WRITTEN TASK ->
Scan the material for the word "RAMAS", and copy each line where it shows up.

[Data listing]

-=-=-=-=-

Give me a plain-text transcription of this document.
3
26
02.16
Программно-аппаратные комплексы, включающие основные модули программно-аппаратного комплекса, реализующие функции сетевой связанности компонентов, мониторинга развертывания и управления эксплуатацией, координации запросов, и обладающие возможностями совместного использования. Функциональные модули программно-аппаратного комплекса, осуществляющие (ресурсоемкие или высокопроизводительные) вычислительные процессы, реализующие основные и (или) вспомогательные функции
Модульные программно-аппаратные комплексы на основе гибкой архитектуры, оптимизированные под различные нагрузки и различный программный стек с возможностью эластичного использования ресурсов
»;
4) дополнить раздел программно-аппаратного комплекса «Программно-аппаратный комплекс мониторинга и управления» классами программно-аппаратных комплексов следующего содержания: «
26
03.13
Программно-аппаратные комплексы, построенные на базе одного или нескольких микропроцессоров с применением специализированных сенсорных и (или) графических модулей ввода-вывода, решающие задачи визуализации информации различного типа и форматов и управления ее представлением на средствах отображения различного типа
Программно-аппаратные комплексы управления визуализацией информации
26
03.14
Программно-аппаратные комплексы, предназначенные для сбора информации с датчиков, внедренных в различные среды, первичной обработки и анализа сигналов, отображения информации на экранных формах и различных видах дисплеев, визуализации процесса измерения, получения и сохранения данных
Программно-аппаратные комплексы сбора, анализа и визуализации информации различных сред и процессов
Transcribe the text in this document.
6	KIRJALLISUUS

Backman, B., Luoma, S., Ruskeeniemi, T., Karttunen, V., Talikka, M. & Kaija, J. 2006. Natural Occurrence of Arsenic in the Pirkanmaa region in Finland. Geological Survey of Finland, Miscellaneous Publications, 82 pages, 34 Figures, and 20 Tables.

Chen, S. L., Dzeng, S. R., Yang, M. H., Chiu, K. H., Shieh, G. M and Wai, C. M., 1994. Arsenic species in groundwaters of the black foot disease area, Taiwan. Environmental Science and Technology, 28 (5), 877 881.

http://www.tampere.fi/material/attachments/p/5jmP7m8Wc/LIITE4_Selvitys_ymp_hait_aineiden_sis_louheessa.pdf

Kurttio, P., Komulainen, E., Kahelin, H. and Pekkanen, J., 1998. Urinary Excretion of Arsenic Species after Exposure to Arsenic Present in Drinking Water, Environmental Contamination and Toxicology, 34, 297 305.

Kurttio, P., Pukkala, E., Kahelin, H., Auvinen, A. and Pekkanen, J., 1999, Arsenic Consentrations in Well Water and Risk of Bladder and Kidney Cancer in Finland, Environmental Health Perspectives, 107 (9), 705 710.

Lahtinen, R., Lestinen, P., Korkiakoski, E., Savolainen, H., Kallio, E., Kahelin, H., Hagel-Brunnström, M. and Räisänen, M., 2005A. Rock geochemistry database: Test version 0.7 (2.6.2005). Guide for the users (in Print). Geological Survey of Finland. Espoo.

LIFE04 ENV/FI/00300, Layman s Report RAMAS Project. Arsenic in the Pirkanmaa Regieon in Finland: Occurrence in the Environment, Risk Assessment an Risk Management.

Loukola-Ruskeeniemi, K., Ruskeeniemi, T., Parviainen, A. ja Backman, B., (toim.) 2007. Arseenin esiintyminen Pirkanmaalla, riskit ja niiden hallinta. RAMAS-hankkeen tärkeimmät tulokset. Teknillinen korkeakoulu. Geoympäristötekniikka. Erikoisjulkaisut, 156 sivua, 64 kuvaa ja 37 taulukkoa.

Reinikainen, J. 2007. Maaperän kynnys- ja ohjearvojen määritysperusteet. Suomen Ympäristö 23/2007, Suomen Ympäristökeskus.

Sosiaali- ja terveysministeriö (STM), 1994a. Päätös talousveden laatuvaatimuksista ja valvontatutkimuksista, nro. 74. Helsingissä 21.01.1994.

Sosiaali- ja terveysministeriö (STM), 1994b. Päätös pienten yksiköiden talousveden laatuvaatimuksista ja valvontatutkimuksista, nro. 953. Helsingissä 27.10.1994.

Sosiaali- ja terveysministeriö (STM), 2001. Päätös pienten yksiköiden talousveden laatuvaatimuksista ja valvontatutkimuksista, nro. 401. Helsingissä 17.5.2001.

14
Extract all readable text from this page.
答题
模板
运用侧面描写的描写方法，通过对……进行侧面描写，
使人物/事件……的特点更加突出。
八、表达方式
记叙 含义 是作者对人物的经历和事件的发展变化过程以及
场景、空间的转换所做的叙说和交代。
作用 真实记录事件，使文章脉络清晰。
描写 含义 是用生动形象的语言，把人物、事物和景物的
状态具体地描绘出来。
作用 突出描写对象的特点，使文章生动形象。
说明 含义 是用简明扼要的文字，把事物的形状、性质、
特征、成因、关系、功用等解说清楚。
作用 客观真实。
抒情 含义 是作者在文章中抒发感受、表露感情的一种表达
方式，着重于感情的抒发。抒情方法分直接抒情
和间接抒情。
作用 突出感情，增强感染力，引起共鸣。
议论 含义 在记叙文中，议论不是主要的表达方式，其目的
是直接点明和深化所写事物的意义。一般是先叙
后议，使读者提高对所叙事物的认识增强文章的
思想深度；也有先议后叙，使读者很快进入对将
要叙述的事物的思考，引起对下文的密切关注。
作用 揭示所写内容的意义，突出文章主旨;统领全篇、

-=-=-=-=-

TASK RESPONSE ->
LIFE04 ENV/FI/00300, Layman s Report RAMAS Project. Arsenic in the Pirkanmaa Regieon in Finland: Occurrence in the Environment, Risk Assessment an Risk Management.
Loukola-Ruskeeniemi, K., Ruskeeniemi, T., Parviainen, A. ja Backman, B., (toim.) 2007. Arseenin esiintyminen Pirkanmaalla, riskit ja niiden hallinta. RAMAS-hankkeen tärkeimmät tulokset. Teknillinen korkeakoulu. Geoympäristötekniikka. Erikoisjulkaisut, 156 sivua, 64 kuvaa ja 37 taulukkoa.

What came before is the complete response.